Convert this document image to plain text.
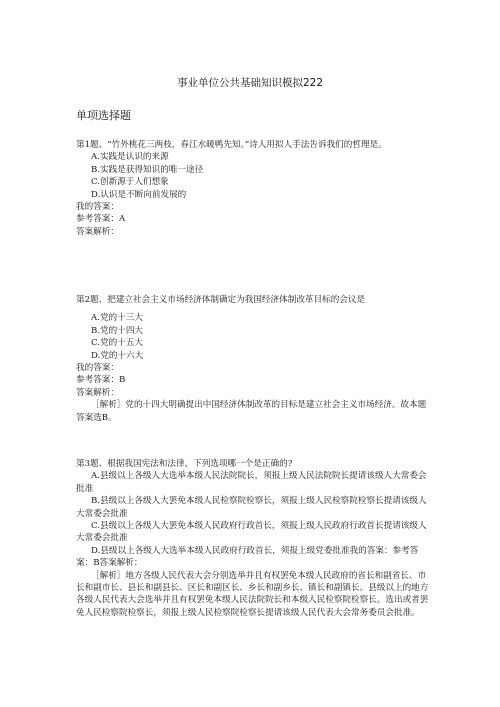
事业单位公共基础知识模拟222
单项选择题

第1题、“竹外桃花三两枝，春江水暖鸭先知。”诗人用拟人手法告诉我们的哲理是。

A.实践是认识的来源

B.实践是获得知识的唯一途径

C.创新源于人们想象

D.认识是不断向前发展的

我的答案：

参考答案：A

答案解析：

第2题、把建立社会主义市场经济体制确定为我国经济体制改革目标的会议是

A.党的十三大

B.党的十四大

C.党的十五大

D.党的十六大

我的答案：

参考答案：B

答案解析：

［解析］党的十四大明确提出中国经济体制改革的目标是建立社会主义市场经济。故本题答案选B。

第3题、根据我国宪法和法律，下列选项哪一个是正确的?

A.县级以上各级人大选举本级人民法院院长，须报上级人民法院院长提请该级人大常委会批准

B.县级以上各级人大罢免本级人民检察院检察长，须报上级人民检察院检察长提请该级人大常委会批准

C.县级以上各级人大罢免本级人民政府行政首长，须报上级人民政府行政首长提请该级人大常委会批准

D.县级以上各级人大选举本级人民政府行政首长，须报上级党委批准我的答案：参考答案：B答案解析：

［解析］地方各级人民代表大会分别选举并且有权罢免本级人民政府的省长和副省长、市长和副市长、县长和副县长、区长和副区长、乡长和副乡长、镇长和副镇长。县级以上的地方各级人民代表大会选举并且有权罢免本级人民法院院长和本级人民检察院检察长。选出或者罢免人民检察院检察长，须报上级人民检察院检察长提请该级人民代表大会常务委员会批准。
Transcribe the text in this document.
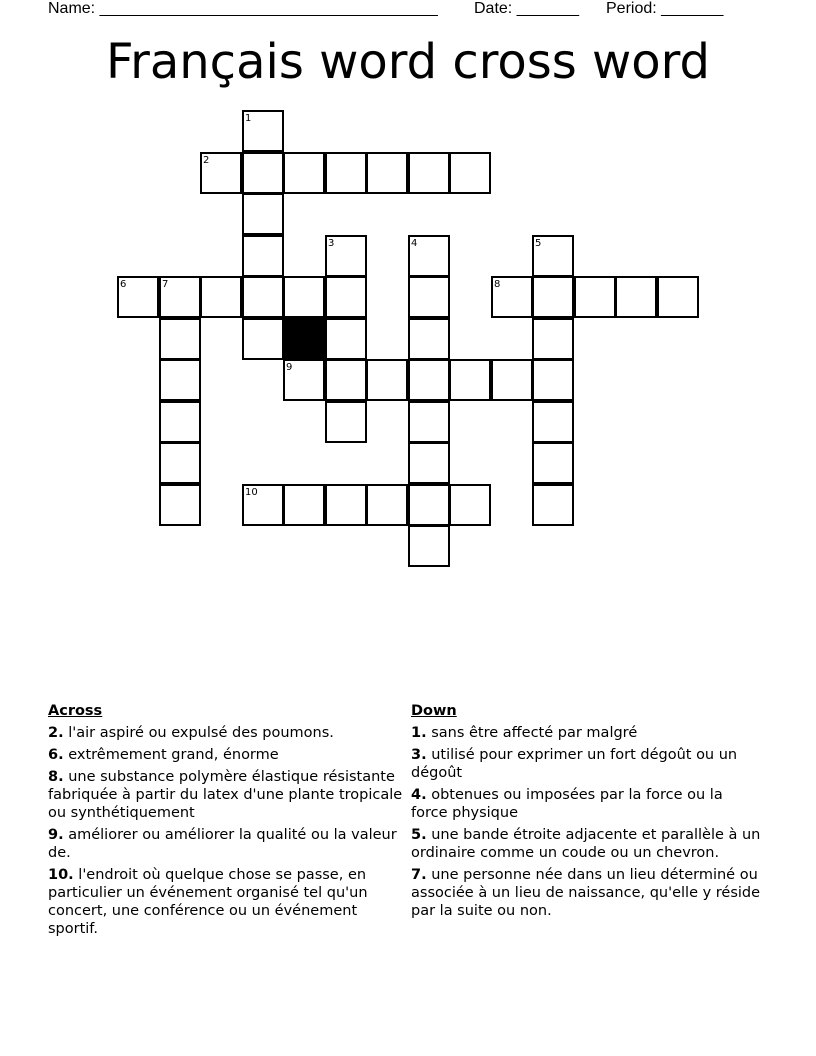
Name: ______________________________________ Date: _______ Period: _______
Français word cross word
1
2
3	4	5
6	7	8
9
10
Across
2. l'air aspiré ou expulsé des poumons.
6. extrêmement grand, énorme
8. une substance polymère élastique résistante fabriquée à partir du latex d'une plante tropicale ou synthétiquement
9. améliorer ou améliorer la qualité ou la valeur de.
10. l'endroit où quelque chose se passe, en particulier un événement organisé tel qu'un concert, une conférence ou un événement sportif.
Down
1. sans être affecté par malgré
3. utilisé pour exprimer un fort dégoût ou un dégoût
4. obtenues ou imposées par la force ou la force physique
5. une bande étroite adjacente et parallèle à un ordinaire comme un coude ou un chevron.
7. une personne née dans un lieu déterminé ou associée à un lieu de naissance, qu'elle y réside par la suite ou non.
* * *
EXERCISE DESCRIPTION
From the records above, pull out each line that has "document".

TASK OUTPUT
Convert this document image to plain text.
Transcribe the text in this document.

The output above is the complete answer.